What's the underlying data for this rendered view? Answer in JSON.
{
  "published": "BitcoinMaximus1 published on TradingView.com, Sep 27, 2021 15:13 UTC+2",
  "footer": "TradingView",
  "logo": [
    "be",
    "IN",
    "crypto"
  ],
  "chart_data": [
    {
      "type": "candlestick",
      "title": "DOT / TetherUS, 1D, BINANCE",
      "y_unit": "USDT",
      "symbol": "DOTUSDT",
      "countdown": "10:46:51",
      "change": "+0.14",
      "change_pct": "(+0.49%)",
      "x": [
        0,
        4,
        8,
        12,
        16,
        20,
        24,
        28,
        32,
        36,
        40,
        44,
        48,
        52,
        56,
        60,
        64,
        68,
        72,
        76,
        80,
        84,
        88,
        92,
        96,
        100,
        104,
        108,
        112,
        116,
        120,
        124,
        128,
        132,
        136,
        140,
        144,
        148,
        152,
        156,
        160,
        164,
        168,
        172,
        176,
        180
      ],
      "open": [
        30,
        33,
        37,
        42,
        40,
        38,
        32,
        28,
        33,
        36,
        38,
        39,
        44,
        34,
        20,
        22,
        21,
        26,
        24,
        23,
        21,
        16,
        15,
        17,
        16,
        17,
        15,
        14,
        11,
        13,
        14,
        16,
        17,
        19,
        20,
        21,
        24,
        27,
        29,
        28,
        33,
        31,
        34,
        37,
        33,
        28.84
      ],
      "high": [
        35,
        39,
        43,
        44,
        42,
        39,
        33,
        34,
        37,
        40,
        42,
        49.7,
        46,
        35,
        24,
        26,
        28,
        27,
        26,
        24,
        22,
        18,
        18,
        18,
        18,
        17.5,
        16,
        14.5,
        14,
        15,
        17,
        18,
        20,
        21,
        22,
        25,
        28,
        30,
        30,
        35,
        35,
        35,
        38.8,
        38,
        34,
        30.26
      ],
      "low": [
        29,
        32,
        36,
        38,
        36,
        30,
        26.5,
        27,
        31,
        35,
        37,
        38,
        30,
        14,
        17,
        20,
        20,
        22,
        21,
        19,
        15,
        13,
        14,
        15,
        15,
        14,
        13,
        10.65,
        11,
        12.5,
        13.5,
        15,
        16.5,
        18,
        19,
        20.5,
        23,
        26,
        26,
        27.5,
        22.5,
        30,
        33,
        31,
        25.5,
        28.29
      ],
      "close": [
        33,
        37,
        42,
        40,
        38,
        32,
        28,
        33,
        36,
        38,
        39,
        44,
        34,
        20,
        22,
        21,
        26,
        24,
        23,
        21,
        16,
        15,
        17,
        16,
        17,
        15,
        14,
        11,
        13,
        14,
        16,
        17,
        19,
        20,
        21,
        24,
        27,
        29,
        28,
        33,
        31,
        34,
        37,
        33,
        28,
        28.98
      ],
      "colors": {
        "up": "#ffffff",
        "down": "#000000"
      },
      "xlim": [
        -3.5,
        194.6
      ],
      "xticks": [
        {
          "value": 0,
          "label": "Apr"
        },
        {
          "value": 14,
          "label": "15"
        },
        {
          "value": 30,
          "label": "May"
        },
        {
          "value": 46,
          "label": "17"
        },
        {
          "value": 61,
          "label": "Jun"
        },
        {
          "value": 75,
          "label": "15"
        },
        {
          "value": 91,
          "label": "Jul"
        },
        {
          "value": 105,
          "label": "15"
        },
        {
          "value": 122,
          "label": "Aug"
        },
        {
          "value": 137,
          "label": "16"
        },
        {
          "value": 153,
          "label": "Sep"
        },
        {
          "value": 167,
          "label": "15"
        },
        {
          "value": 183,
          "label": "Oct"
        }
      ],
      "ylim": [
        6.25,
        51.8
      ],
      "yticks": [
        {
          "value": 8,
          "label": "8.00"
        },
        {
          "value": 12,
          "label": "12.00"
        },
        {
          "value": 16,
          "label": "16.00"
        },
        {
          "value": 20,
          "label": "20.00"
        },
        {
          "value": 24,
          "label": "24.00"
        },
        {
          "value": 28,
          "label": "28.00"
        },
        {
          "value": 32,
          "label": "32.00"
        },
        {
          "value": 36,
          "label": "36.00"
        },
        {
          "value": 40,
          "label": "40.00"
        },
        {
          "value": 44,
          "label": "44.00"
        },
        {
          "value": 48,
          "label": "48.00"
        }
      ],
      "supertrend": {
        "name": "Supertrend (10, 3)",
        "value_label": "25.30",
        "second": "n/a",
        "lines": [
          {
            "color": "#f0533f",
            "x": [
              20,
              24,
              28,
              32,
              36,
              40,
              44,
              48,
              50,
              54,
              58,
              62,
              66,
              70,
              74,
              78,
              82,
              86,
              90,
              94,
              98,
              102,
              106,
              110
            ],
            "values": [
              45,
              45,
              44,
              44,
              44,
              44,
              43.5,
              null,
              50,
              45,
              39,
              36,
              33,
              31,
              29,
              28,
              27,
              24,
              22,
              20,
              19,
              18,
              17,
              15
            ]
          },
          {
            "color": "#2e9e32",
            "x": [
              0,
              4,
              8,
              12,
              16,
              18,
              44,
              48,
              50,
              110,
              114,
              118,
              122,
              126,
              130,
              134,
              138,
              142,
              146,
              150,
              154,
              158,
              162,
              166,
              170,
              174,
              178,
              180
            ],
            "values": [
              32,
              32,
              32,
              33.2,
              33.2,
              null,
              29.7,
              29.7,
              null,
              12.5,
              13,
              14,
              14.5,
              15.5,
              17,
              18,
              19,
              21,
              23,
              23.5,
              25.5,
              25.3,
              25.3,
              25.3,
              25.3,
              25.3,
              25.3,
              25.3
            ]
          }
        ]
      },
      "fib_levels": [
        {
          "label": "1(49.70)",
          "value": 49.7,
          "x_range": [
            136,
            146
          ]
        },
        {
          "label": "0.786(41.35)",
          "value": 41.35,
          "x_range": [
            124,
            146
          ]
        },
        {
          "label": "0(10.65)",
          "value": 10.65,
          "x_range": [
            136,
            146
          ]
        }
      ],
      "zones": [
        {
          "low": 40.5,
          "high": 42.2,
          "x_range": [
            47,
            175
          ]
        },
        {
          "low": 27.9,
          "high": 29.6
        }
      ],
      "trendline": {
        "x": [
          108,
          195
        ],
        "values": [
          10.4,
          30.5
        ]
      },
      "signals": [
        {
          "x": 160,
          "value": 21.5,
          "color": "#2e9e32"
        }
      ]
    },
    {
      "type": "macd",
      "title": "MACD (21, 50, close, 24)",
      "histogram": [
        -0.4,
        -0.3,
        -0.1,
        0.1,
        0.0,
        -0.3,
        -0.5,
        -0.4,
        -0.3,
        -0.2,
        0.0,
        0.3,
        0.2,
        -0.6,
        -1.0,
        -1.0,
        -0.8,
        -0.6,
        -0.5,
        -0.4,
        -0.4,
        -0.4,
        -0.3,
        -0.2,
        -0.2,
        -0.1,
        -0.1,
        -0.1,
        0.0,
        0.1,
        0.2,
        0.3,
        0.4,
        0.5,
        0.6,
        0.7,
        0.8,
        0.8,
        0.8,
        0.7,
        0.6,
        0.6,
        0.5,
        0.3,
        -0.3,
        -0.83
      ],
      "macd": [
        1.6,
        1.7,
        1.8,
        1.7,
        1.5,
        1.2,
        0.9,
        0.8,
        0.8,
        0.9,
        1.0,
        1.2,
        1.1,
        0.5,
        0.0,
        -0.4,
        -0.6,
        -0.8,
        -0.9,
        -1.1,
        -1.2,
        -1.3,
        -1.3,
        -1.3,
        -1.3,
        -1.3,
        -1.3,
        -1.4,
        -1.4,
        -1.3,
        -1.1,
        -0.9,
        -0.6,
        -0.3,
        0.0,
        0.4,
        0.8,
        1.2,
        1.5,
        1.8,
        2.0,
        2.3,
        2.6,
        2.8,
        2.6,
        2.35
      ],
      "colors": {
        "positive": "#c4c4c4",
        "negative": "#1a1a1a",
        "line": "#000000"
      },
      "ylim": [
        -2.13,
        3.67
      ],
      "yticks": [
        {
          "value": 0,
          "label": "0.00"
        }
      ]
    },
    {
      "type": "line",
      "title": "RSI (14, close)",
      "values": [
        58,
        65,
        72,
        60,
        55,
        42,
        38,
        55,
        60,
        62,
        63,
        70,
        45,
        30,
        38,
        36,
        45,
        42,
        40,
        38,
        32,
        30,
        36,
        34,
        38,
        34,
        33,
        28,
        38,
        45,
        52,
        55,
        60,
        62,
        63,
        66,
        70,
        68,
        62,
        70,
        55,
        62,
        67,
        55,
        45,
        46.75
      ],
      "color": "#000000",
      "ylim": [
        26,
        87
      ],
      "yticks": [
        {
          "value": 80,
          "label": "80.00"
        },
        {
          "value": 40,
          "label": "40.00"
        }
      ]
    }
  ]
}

THE TASK =>
Exactly how many lines in the data above contain the word "type"? Respond with the number and nothing more.

EXERCISE ANSWER =>
3